-- start Data extract --

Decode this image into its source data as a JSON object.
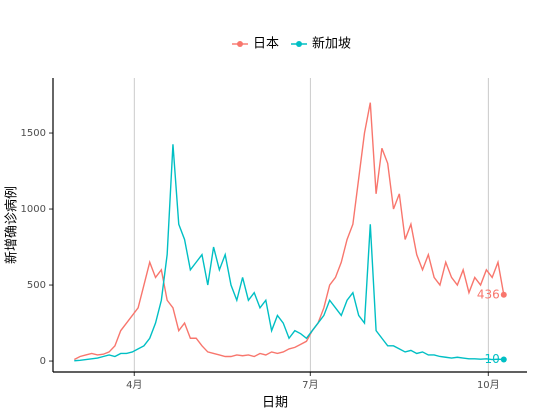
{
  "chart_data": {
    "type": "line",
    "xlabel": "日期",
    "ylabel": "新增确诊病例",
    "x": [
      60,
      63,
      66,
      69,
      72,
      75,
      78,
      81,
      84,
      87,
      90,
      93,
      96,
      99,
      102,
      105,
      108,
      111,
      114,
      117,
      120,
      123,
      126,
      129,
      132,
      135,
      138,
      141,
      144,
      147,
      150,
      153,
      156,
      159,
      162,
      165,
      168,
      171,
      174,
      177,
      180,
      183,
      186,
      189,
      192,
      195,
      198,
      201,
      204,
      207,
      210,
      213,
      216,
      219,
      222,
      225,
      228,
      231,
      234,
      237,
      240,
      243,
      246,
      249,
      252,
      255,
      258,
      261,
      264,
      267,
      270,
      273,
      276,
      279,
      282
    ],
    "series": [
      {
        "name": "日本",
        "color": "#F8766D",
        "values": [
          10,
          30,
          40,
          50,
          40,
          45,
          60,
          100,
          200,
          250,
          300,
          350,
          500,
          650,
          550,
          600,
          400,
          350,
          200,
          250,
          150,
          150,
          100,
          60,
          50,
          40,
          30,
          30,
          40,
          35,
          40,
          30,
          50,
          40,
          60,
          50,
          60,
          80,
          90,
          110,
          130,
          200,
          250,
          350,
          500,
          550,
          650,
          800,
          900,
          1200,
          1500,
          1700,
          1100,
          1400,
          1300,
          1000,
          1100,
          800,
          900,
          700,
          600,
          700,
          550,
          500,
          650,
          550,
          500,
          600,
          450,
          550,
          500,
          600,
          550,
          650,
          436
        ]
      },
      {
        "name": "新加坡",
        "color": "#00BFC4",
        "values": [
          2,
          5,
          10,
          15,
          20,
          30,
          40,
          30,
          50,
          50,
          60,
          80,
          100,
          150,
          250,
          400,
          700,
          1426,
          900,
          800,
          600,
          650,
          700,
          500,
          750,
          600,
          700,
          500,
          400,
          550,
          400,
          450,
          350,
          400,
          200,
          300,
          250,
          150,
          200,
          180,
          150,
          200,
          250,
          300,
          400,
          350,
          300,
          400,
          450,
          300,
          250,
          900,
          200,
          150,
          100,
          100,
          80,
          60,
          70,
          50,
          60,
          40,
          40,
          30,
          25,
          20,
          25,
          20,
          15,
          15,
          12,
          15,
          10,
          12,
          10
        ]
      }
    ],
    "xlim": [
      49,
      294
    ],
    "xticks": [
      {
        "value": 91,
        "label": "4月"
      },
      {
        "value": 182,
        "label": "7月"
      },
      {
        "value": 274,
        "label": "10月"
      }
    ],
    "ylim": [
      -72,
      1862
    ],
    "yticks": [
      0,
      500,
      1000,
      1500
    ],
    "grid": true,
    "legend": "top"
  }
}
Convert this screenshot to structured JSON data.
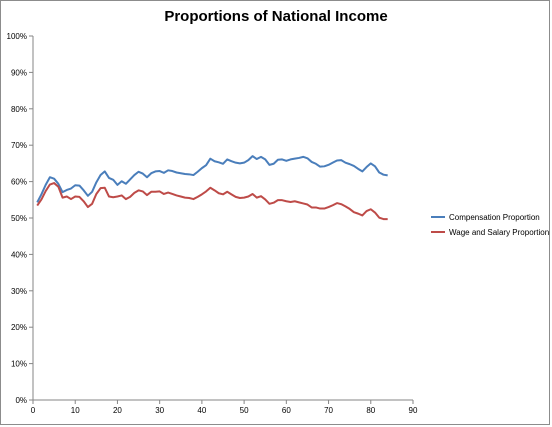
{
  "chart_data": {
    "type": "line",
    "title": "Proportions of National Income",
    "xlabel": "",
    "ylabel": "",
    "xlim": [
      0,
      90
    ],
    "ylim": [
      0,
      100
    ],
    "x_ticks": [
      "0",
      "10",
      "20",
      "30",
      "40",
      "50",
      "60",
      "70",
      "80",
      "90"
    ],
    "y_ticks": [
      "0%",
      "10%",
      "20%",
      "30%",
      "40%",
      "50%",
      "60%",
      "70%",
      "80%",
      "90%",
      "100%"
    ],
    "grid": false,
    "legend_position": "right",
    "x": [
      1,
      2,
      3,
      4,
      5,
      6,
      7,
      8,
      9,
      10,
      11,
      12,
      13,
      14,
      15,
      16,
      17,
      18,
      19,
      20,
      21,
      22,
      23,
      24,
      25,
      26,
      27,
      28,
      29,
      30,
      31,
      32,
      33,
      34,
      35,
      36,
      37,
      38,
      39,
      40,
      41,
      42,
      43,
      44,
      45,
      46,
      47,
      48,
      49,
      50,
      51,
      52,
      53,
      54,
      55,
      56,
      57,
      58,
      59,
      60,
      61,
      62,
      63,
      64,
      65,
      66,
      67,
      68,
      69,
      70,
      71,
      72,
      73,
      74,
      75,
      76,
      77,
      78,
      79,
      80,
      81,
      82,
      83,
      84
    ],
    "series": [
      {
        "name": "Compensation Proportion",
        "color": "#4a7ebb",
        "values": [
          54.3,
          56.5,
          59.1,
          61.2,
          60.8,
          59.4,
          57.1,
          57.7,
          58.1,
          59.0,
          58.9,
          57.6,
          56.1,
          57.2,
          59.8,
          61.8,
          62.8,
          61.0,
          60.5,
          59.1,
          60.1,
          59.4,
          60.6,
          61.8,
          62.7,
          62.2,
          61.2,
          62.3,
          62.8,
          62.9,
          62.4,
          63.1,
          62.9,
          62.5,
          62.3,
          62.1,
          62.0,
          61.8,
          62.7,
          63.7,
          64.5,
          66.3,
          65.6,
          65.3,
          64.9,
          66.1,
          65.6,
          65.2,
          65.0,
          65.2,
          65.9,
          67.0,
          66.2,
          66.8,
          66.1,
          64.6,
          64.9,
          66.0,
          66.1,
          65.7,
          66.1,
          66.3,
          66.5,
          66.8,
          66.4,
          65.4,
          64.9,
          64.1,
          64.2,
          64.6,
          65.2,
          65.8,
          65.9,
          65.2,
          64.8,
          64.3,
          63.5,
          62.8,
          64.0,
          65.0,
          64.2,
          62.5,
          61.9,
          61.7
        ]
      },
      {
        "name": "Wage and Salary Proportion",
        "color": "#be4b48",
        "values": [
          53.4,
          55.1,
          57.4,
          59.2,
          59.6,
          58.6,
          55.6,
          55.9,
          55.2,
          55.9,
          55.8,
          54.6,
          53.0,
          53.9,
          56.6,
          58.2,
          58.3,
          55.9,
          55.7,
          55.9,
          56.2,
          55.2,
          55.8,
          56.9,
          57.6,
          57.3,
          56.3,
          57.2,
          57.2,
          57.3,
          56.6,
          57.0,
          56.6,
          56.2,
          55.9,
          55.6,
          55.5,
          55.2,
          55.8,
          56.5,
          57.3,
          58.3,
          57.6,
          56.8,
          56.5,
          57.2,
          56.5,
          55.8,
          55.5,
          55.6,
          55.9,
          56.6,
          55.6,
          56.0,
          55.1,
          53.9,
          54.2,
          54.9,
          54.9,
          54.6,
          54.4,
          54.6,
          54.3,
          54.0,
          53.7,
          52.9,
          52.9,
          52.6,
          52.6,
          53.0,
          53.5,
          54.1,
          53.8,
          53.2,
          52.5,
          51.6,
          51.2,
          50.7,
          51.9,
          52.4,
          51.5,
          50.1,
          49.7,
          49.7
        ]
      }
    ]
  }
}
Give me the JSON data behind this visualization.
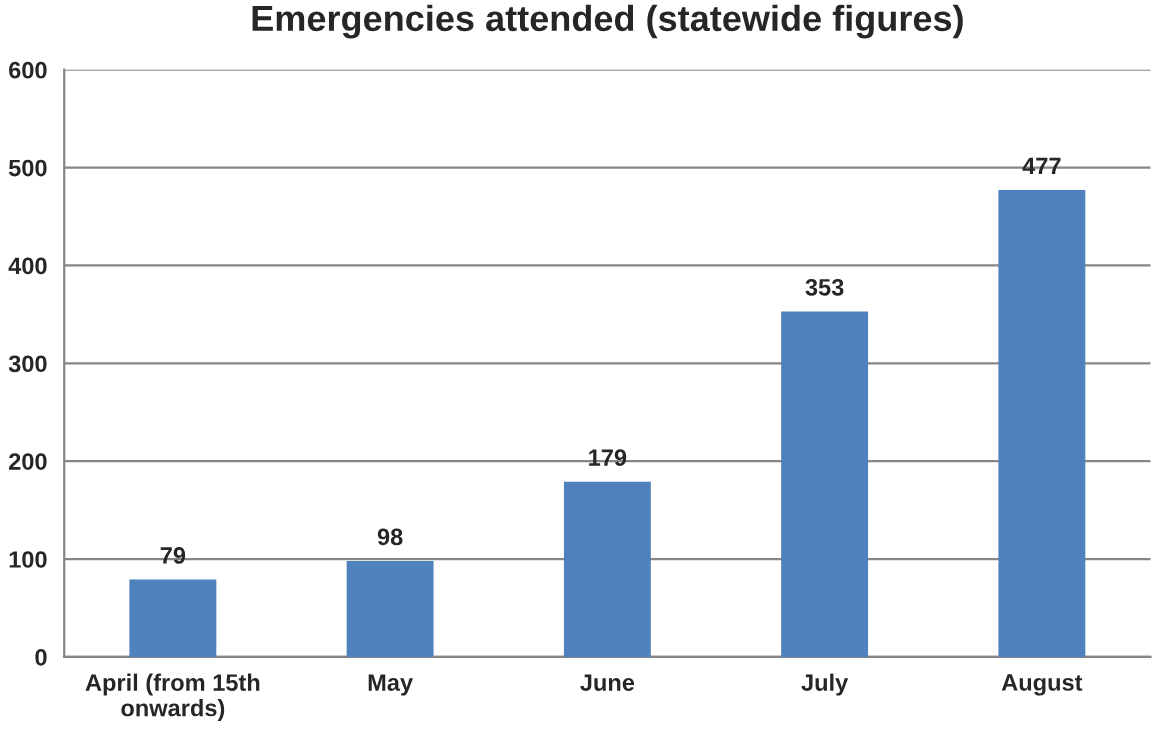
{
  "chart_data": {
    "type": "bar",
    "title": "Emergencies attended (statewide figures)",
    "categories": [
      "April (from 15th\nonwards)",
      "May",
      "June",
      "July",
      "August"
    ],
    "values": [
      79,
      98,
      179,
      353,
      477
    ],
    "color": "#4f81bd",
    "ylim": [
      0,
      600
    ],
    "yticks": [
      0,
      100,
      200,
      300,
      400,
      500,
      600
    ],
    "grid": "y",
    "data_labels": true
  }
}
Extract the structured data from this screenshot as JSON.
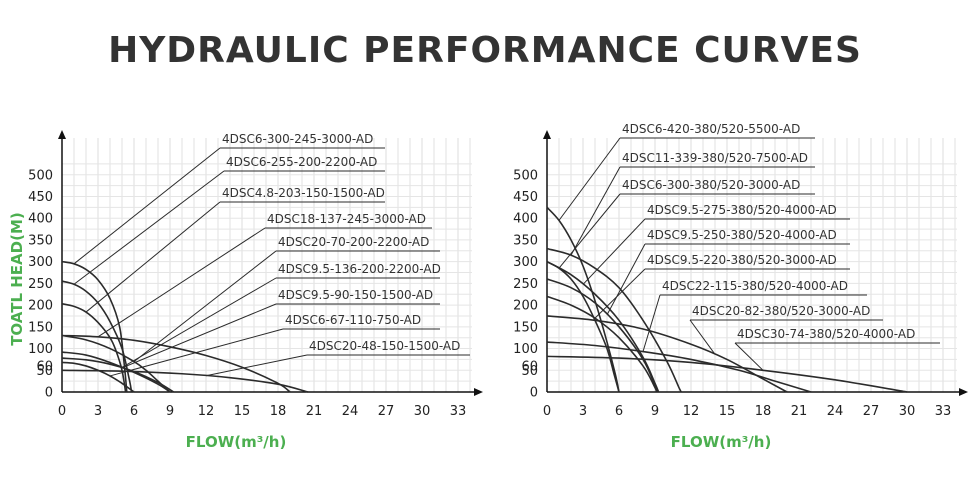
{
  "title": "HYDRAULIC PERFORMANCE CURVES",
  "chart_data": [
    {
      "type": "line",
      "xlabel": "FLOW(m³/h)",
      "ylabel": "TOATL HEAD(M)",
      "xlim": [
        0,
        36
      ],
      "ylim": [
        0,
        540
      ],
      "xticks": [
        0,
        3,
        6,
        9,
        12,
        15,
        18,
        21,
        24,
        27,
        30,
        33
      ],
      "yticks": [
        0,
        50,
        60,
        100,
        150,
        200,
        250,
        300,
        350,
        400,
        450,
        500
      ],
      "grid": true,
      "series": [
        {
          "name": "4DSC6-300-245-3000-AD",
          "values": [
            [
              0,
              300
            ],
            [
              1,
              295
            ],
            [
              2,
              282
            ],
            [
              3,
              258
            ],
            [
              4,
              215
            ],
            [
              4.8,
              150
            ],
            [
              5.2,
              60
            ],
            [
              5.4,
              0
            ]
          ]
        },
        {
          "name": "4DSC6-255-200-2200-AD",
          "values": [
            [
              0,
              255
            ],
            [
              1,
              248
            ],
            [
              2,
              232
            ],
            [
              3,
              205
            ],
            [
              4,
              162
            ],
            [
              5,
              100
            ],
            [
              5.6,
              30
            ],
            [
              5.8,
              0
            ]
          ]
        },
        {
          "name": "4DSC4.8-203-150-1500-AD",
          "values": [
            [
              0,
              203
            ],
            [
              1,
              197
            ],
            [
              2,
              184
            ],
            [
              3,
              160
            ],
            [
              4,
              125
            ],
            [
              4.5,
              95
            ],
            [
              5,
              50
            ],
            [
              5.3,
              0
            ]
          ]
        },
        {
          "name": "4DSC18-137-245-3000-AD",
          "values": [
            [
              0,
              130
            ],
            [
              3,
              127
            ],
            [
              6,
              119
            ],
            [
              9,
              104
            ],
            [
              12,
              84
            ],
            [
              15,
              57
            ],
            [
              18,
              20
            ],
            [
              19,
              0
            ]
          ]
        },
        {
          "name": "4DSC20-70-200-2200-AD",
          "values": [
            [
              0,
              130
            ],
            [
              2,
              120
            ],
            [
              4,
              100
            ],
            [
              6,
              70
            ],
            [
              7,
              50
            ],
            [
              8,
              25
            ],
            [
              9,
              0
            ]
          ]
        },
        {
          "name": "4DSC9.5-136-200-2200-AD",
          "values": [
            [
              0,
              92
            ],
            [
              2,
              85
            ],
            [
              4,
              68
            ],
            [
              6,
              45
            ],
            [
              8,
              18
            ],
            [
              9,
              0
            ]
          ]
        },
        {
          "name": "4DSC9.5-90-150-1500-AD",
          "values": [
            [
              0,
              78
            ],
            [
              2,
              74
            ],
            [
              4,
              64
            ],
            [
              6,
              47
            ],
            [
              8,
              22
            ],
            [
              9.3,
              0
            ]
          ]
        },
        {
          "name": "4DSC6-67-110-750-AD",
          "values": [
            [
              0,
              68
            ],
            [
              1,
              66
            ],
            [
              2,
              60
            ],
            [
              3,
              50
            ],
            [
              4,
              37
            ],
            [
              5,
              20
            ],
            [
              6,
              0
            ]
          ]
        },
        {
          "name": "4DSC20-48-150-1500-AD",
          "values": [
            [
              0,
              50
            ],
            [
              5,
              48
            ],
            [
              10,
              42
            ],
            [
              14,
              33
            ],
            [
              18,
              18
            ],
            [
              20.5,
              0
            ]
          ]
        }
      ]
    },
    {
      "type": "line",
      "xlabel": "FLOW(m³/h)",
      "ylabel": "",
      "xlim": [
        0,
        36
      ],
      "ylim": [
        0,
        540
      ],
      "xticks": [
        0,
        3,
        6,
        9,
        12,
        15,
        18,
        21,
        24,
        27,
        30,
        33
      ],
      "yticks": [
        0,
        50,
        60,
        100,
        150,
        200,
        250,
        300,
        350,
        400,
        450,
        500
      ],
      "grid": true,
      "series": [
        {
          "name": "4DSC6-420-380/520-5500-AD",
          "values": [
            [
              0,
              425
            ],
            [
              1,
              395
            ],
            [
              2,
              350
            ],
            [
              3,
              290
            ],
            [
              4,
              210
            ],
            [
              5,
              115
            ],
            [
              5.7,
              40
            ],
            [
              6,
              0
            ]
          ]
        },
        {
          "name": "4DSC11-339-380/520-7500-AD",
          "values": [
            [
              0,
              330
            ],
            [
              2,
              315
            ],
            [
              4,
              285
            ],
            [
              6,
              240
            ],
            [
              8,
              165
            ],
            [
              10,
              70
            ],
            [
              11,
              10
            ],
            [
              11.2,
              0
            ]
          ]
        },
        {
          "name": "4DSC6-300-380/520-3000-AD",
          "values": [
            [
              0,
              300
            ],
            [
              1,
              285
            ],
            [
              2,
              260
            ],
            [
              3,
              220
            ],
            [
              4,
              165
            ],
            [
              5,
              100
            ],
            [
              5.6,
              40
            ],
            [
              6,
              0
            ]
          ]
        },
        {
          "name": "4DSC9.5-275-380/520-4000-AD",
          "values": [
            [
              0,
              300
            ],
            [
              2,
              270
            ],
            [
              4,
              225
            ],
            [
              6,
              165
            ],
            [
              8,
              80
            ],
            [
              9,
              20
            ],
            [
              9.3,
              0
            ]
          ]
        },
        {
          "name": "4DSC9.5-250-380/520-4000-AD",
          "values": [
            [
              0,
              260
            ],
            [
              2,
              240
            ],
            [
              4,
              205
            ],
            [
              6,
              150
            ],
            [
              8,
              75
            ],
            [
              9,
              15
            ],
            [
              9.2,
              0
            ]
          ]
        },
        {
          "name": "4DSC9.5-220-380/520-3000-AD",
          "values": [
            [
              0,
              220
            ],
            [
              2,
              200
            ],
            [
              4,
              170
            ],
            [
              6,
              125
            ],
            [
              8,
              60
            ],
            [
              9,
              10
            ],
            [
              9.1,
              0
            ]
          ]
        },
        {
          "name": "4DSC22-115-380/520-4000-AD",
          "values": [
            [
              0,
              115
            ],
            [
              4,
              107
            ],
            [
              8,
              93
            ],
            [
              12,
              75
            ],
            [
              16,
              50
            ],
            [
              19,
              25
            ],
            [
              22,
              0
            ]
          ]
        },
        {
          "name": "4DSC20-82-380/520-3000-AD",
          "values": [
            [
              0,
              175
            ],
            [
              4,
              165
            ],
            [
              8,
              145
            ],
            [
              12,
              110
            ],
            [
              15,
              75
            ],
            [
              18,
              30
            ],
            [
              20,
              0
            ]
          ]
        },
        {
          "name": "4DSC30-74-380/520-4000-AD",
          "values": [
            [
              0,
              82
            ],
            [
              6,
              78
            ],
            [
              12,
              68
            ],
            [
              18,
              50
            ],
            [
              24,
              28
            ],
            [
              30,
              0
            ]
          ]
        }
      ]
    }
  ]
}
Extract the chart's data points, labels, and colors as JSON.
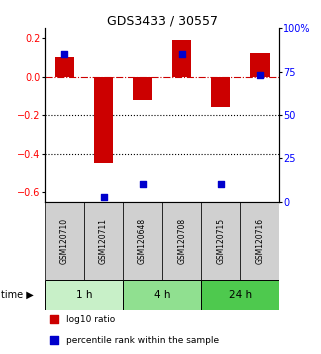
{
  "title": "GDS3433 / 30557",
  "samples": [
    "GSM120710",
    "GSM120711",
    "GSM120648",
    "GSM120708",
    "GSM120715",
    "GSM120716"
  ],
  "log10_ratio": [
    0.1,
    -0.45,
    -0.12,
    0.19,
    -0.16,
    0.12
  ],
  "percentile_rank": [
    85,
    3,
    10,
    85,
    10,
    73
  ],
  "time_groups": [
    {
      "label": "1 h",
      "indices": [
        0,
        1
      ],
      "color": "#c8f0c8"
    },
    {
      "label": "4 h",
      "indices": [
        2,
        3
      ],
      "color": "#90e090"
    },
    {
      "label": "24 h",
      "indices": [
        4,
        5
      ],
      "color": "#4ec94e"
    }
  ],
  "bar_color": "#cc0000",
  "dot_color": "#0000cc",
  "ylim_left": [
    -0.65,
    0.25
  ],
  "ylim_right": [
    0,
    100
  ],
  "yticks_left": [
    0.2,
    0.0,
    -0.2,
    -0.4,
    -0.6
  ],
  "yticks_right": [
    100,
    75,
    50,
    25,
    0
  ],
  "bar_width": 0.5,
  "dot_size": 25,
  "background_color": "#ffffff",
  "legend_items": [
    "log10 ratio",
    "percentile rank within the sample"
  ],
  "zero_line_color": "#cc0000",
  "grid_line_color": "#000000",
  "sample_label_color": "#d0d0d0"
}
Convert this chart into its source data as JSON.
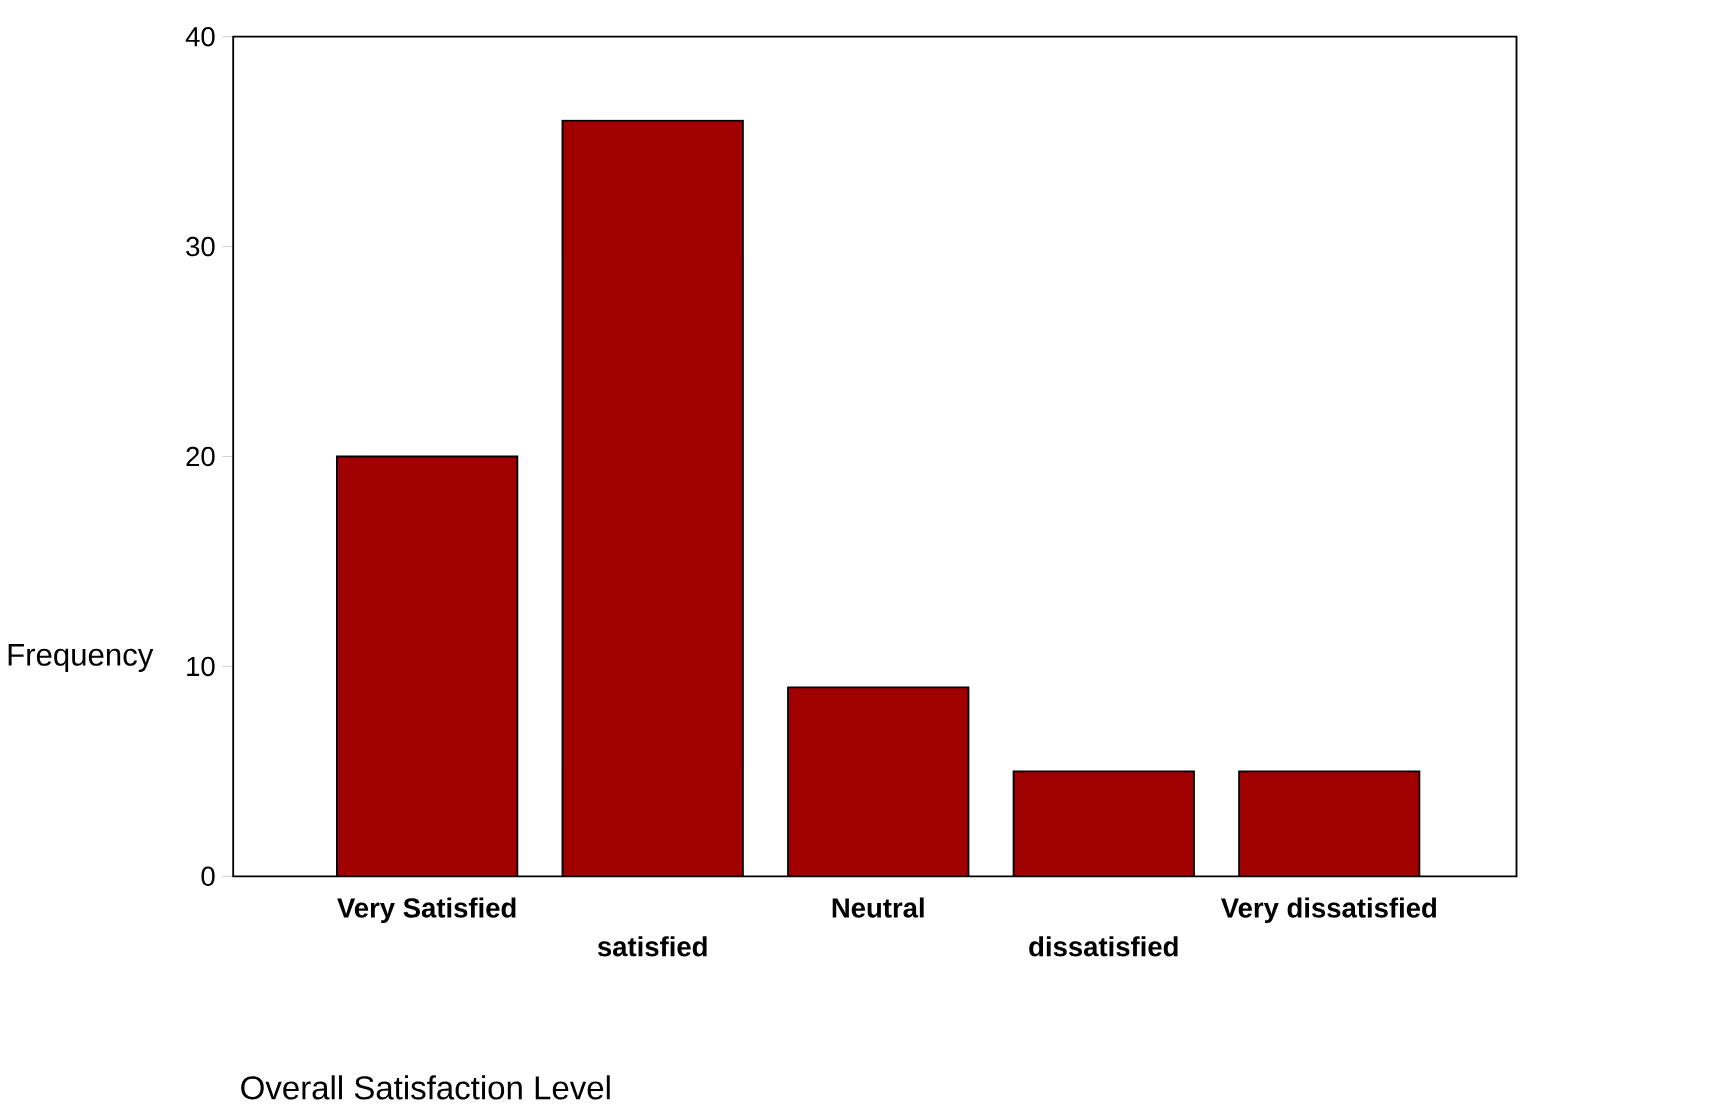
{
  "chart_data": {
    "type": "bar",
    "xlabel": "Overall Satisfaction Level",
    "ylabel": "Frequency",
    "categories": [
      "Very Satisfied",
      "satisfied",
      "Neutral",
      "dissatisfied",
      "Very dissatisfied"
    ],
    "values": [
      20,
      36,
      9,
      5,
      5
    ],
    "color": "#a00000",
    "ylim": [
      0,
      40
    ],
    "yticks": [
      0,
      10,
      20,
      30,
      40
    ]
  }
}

-- end Data extract --

__Work to be completed__: Please list every line of the records that contains "from".

__Final result__:
      "April (from 15th\nonwards)",
Extract the structured data from this screenshot as JSON.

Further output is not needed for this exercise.